## What the exercise asks
Look through the material below and count the lines with the string "HLFQCD". Report only the count.

## Data to use
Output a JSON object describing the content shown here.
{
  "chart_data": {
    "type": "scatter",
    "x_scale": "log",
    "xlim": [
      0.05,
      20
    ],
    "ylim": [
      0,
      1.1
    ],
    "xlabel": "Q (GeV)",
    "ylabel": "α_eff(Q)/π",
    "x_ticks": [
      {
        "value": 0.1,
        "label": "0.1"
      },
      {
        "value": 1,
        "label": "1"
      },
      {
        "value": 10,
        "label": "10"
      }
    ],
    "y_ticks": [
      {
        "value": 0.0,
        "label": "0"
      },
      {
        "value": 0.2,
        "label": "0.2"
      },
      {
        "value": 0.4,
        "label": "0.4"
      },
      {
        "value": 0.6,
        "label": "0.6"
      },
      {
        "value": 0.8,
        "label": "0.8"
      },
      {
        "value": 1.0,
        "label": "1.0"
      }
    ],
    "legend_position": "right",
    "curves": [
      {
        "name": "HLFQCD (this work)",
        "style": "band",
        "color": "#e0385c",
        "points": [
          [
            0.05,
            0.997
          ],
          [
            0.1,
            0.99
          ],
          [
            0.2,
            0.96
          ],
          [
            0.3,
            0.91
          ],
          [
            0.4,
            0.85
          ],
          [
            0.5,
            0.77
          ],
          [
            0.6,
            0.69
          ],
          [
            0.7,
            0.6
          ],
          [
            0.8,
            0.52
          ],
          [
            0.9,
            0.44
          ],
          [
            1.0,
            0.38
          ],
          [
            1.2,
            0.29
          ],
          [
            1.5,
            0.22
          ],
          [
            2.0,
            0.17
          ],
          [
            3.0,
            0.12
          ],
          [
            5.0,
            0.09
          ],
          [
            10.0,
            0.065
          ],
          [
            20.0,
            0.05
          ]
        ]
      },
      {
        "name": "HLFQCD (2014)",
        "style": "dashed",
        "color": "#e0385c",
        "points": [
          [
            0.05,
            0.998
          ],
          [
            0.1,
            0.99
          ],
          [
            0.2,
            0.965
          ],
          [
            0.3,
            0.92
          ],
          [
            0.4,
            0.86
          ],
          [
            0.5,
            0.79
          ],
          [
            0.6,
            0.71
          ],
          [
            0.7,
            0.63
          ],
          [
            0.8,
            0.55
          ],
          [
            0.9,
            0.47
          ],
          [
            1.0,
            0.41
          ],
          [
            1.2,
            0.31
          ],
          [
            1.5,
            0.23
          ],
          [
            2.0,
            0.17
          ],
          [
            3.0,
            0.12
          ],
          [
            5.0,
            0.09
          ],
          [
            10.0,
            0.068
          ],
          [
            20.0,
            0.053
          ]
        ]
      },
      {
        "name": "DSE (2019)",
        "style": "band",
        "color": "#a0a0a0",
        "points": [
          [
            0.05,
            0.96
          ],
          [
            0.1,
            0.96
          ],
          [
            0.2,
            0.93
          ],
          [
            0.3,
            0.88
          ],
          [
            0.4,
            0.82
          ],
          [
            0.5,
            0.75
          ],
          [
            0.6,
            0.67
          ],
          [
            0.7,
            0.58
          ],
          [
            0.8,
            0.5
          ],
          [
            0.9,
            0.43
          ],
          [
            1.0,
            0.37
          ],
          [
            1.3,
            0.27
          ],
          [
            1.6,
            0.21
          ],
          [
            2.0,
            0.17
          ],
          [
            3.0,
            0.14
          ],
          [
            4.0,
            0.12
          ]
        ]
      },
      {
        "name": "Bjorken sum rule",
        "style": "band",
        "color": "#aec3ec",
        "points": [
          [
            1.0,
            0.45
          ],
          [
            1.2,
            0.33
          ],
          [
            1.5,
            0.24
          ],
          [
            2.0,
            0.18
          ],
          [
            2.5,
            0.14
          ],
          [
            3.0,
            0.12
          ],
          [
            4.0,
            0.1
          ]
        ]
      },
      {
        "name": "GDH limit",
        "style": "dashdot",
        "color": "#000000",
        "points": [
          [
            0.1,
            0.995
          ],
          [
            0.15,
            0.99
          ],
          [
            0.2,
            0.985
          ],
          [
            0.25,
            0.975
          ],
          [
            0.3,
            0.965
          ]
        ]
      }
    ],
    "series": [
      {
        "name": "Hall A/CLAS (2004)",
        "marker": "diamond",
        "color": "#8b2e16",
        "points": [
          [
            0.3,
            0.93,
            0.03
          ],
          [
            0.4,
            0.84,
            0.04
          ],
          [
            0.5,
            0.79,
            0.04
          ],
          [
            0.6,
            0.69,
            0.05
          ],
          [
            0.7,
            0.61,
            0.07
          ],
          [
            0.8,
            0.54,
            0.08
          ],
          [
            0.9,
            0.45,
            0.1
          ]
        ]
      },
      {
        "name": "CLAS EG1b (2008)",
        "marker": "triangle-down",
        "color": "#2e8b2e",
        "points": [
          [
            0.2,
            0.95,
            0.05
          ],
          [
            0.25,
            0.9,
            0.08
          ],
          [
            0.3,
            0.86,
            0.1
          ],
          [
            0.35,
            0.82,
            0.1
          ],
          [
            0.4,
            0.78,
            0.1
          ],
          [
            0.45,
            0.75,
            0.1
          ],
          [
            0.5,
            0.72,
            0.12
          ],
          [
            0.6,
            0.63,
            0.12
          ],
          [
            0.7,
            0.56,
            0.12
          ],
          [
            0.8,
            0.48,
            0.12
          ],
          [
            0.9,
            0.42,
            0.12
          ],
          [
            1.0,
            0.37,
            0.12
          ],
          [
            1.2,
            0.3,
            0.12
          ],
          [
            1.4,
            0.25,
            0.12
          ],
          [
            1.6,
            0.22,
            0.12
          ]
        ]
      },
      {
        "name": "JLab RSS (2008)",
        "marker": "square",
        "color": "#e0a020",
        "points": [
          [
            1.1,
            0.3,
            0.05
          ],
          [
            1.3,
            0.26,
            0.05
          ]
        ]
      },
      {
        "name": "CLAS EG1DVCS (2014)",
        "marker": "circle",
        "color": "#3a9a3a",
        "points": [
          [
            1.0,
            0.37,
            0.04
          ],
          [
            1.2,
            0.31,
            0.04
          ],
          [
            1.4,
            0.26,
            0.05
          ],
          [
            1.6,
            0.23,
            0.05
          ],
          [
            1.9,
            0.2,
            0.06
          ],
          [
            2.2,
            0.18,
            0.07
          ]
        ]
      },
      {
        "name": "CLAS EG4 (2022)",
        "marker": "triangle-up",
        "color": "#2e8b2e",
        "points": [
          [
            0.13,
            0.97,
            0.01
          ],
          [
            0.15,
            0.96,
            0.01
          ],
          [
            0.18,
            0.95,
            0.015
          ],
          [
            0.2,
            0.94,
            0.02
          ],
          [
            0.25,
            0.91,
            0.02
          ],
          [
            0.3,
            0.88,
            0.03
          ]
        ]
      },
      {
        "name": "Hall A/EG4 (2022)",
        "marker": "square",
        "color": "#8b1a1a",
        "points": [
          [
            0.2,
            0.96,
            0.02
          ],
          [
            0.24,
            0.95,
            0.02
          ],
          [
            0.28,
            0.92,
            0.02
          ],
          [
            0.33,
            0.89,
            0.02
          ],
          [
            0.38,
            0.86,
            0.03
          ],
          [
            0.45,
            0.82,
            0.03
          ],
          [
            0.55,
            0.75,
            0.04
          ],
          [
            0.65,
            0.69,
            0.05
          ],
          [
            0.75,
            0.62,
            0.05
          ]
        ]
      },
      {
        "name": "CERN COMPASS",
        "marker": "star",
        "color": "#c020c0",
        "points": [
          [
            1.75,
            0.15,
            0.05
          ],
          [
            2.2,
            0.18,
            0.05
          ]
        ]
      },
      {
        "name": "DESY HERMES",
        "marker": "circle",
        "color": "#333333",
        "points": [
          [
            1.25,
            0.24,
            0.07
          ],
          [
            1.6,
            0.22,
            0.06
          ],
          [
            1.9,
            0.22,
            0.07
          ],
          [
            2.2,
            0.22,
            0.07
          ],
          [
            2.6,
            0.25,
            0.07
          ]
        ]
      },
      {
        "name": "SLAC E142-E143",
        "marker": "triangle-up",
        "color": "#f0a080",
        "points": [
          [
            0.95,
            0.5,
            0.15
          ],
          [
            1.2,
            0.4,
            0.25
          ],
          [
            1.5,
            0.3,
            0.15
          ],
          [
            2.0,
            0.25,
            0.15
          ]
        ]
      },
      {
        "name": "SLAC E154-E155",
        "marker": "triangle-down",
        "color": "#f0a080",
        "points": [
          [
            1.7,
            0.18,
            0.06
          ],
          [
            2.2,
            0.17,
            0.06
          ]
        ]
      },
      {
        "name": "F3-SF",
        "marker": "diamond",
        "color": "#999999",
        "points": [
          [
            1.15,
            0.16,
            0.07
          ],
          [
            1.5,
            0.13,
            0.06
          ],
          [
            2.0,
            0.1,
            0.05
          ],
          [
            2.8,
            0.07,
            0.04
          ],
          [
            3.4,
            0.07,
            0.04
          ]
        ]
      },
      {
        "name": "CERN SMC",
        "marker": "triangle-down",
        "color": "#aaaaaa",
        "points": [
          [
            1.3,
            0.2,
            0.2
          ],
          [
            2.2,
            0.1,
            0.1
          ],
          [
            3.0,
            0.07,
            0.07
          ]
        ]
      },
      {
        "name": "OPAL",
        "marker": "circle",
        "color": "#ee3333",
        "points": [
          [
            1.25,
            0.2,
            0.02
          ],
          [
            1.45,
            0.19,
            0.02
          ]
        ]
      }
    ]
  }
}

## Response to the task
2